What you need to do: Look below and pull out each line with the word "woman".
━━ Records to process
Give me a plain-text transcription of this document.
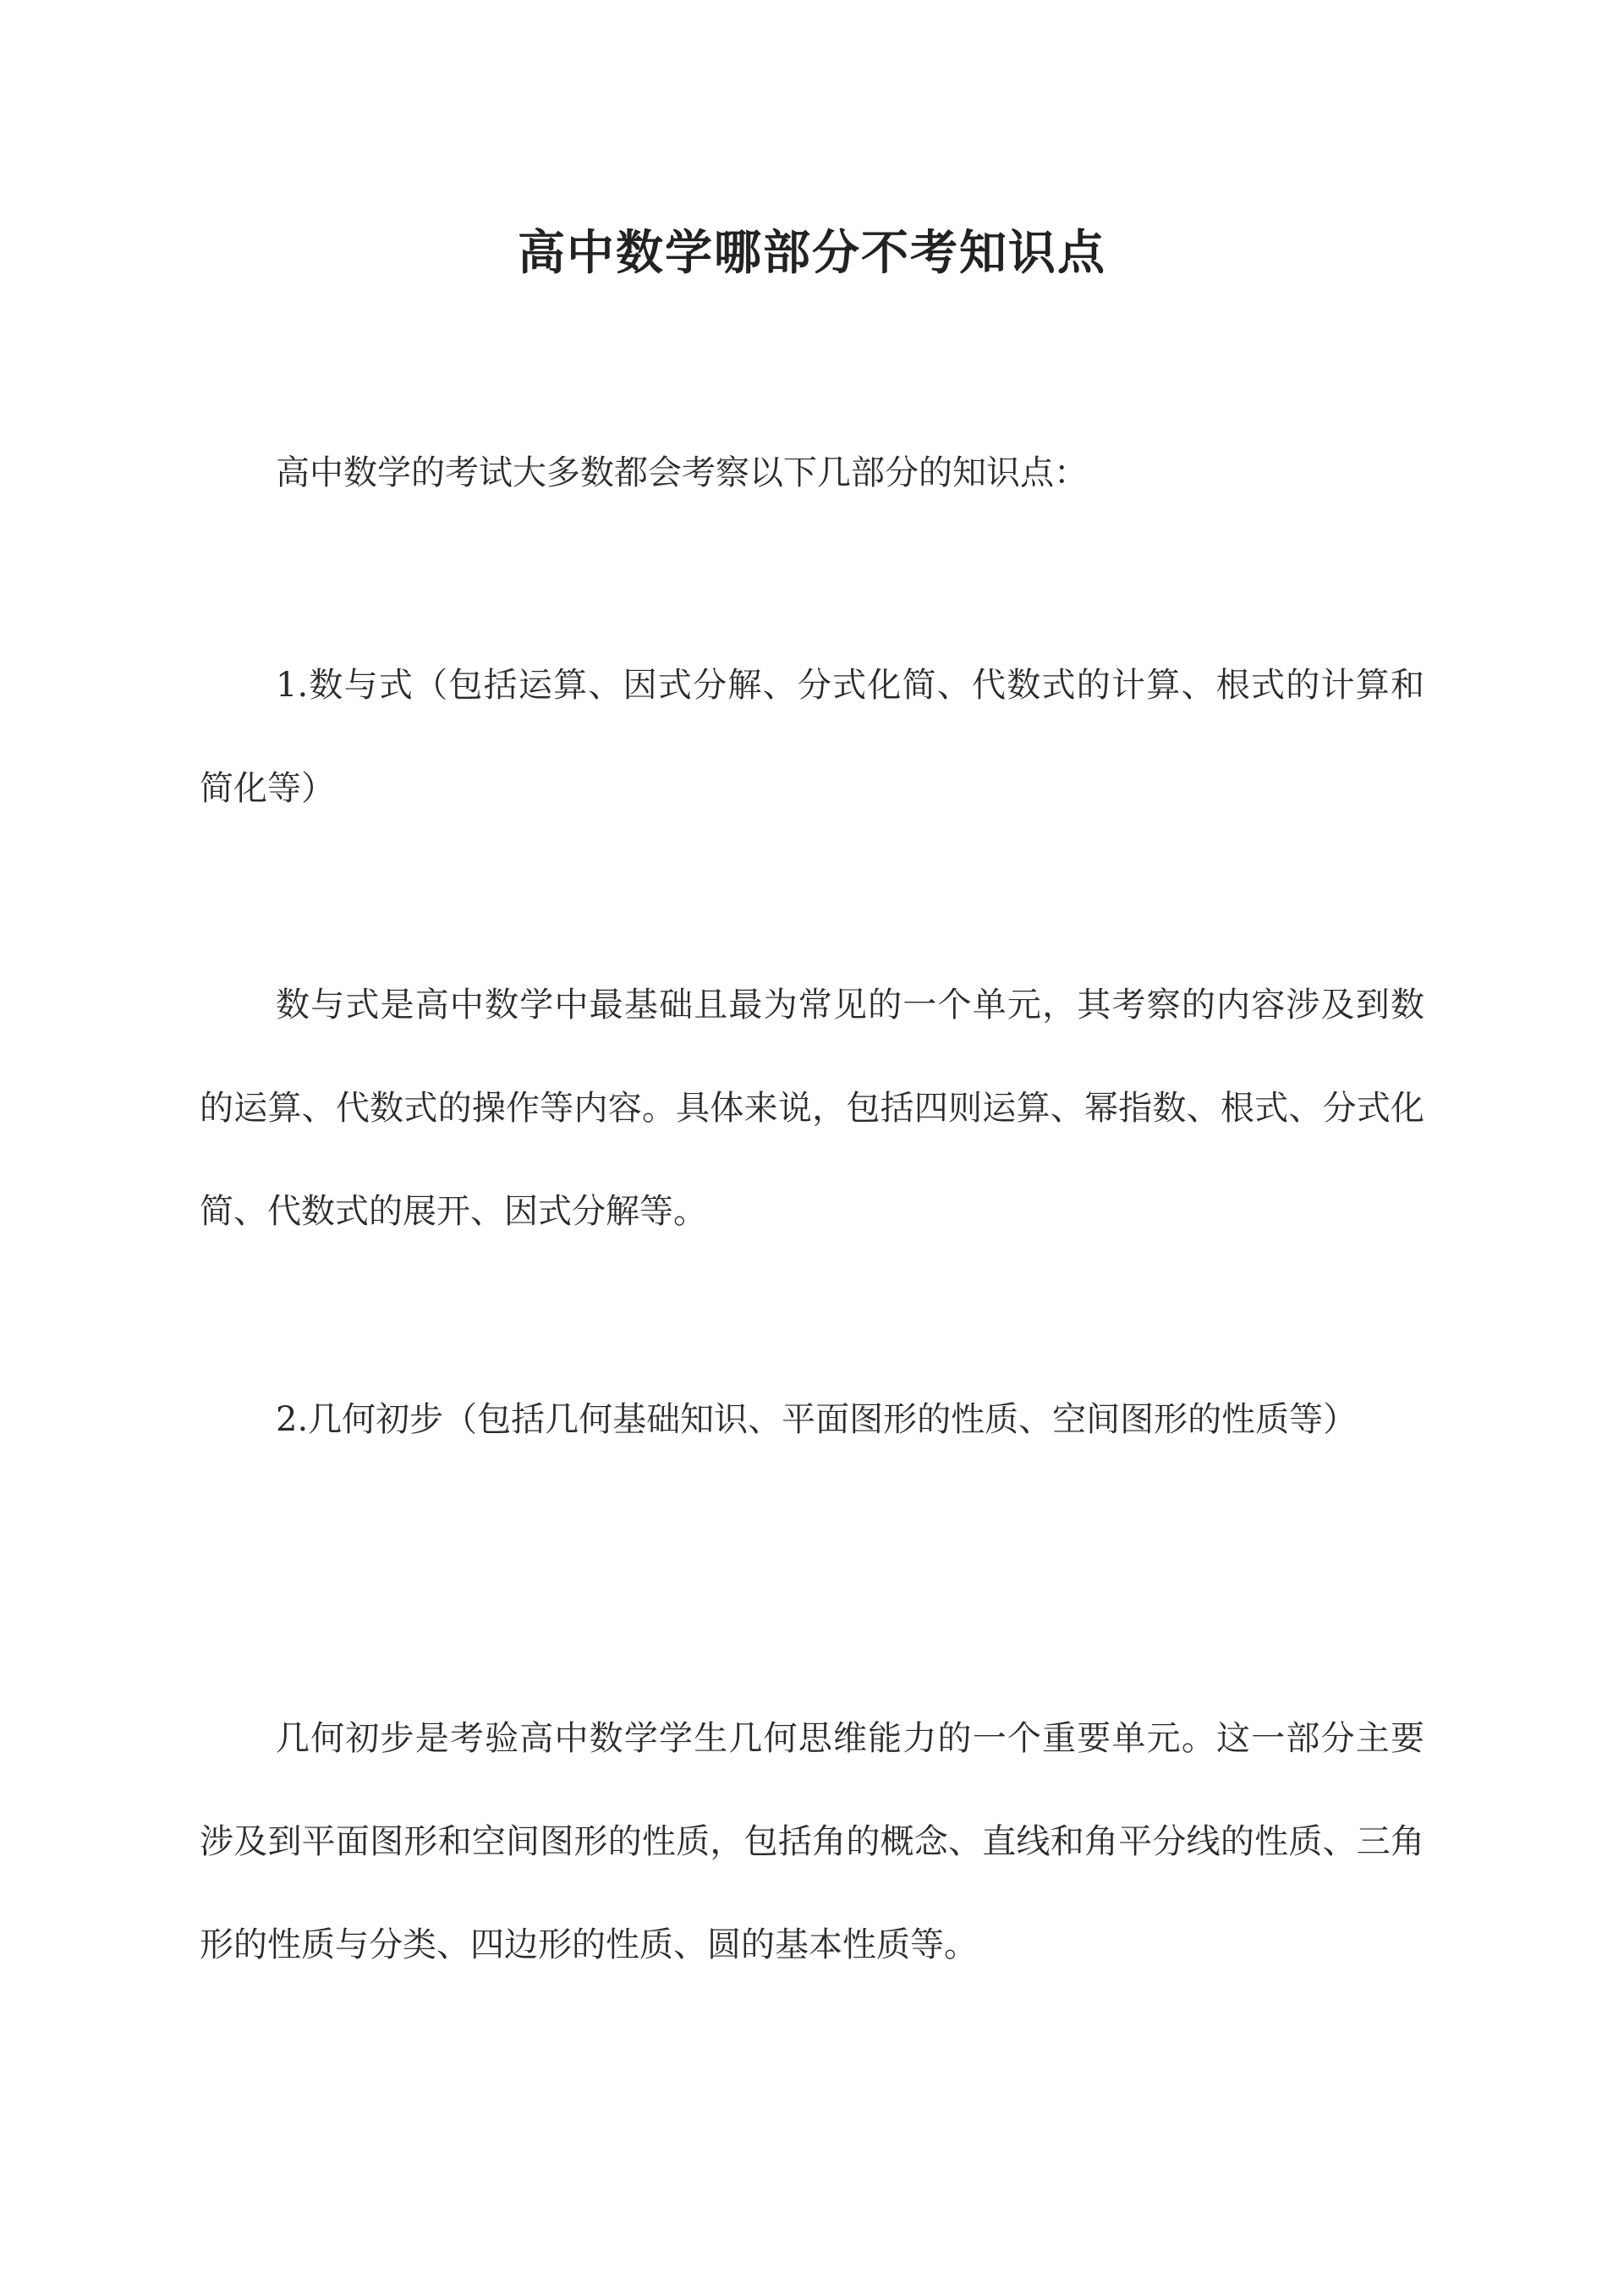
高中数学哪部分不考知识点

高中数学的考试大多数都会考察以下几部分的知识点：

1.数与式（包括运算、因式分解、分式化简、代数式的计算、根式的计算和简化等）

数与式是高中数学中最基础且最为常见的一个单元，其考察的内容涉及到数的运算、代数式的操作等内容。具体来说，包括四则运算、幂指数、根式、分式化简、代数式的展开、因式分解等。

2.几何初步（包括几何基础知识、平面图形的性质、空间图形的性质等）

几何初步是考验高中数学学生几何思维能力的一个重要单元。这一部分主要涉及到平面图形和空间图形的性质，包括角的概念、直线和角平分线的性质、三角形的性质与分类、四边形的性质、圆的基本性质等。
━━━━
━━ Records to process
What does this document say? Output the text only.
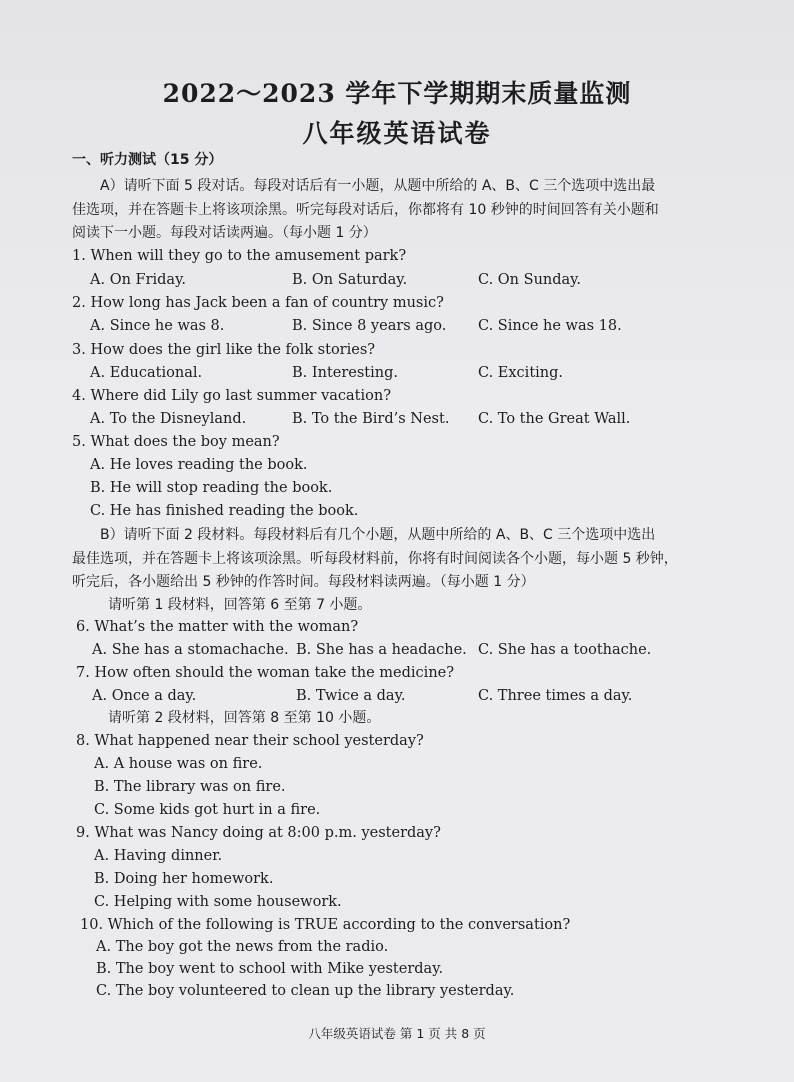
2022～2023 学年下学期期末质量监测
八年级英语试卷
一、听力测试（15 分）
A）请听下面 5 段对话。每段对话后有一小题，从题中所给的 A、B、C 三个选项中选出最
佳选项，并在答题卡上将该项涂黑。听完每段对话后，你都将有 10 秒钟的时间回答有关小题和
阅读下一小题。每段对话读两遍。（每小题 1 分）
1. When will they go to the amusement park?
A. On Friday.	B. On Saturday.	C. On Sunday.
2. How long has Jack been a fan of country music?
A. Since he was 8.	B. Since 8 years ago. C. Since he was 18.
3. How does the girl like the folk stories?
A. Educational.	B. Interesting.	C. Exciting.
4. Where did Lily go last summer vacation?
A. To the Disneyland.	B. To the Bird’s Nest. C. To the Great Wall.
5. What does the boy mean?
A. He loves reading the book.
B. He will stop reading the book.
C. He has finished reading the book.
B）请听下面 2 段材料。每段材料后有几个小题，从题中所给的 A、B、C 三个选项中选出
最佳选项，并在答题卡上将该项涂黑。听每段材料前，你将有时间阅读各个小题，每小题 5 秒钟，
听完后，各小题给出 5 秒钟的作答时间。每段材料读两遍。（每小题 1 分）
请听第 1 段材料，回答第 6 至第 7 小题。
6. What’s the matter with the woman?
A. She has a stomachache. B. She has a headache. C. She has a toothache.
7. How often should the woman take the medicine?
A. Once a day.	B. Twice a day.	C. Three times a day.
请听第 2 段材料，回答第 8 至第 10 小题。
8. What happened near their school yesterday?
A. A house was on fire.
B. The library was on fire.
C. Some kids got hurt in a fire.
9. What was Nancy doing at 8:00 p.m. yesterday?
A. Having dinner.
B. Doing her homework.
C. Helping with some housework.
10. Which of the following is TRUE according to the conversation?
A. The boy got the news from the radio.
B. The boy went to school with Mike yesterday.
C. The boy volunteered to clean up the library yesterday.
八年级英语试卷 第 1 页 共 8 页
━━━━
Correct response:
6. What’s the matter with the woman?
7. How often should the woman take the medicine?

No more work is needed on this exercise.